Orden de trabajo -
Copia sin ningún cambio todo el fragmento del extracto del documento que va desde "Todos los días me" hasta "de pequeños ríos?".

Todos los días me miro unos minutos al espejo, sin ropa, y aguardo a que mi propia mirada me alcance. No todos los días lo logro, pero la primera vez que sucedió me sorprendí ante las maravillas de esta cuerpa. ¿Ya viste cómo se refleja el sol en tu cadera, y cómo te cae el cabello sobre el pecho? ¿Ya viste que sigues respirando y las líneas de tu piel que parecen miles de pequeños ríos?
Son muchas maravillas las que hacemos todos los días para sobrevivir en un sistema violento, nos merecemos vernos, déjenme decirlo de nuevo, nos merecemos VERNOS, ya no con los ojos de quienes nos quieren como objetos y como consumidoras, sino como quienes somos en realidad, cada una con sus especificidades, con sus cuerpas rebeldes y distintas. Si fuésemos todas iguales, saldríamos de fábrica, y, hasta ahora y afortunadamente, eso no pasa.

Datos para examinar -
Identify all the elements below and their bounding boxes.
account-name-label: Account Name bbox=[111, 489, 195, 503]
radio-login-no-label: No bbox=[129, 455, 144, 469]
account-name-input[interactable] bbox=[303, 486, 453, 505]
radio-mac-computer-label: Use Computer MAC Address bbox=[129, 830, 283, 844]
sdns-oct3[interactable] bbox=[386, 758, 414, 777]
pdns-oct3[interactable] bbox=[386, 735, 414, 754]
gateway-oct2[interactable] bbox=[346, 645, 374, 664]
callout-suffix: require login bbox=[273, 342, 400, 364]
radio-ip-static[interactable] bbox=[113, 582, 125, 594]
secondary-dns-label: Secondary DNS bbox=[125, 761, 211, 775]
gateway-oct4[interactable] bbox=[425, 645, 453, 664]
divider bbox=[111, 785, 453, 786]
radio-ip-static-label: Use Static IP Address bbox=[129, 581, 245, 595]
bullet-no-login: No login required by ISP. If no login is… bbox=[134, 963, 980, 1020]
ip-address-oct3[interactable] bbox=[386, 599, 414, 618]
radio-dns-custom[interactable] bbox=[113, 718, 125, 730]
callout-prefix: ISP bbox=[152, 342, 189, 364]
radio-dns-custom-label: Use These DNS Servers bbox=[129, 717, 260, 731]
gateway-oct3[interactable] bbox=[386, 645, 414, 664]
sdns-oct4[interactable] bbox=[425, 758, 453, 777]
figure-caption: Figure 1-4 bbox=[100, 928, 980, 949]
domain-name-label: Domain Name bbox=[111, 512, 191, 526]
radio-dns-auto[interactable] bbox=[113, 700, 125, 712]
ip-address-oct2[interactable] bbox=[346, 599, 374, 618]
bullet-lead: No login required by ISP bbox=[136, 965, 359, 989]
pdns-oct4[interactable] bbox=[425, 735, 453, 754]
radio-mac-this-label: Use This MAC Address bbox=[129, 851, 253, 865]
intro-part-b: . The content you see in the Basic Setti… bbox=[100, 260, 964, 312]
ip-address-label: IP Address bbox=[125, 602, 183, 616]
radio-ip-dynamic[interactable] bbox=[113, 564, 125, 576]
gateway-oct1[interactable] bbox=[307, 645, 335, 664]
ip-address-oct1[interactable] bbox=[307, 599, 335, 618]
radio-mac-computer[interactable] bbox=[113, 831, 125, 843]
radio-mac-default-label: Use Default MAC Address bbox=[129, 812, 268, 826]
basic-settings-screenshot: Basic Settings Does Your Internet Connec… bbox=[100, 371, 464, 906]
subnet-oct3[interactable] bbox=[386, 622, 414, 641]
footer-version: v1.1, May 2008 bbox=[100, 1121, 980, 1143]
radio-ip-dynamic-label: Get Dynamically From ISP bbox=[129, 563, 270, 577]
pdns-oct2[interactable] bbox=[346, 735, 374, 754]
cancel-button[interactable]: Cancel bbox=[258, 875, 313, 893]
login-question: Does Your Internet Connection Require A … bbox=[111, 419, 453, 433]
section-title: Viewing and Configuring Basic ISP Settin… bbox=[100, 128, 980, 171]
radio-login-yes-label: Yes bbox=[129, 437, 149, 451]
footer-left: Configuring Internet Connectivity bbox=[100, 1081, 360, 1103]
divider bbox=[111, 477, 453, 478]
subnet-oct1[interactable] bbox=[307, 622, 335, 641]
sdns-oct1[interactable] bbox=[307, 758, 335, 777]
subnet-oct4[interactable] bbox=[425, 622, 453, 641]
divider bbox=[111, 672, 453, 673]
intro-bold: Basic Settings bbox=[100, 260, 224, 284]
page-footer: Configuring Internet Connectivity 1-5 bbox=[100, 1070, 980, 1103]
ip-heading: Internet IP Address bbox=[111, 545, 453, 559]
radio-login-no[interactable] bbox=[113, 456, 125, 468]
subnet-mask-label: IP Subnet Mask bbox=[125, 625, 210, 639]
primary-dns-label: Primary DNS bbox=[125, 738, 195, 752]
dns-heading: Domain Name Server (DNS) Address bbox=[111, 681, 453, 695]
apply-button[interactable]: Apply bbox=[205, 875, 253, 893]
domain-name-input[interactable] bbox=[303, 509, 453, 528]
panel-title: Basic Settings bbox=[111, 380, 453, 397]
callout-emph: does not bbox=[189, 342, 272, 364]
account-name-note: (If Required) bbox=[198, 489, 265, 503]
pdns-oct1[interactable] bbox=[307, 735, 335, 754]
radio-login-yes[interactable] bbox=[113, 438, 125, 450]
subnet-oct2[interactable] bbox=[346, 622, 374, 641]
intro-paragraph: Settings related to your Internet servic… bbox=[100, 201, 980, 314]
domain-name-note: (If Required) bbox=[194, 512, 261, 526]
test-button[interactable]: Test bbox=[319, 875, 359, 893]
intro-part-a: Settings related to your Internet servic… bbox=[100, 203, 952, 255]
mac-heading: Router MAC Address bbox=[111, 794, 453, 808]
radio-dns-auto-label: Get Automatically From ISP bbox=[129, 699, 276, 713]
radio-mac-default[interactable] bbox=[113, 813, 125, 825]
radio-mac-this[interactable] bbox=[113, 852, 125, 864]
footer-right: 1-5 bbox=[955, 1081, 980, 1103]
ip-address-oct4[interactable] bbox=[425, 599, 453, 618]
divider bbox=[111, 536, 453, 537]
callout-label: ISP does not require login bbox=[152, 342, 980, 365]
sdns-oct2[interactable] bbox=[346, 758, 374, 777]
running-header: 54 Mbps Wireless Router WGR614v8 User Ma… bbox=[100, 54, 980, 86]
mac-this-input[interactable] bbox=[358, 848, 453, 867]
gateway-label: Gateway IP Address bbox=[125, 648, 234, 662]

Tarea resuelta -
Todos los días me miro unos minutos al espejo, sin ropa, y aguardo a que mi propia mirada me alcance. No todos los días lo logro, pero la primera vez que sucedió me sorprendí ante las maravillas de esta cuerpa. ¿Ya viste cómo se refleja el sol en tu cadera, y cómo te cae el cabello sobre el pecho? ¿Ya viste que sigues respirando y las líneas de tu piel que parecen miles de pequeños ríos?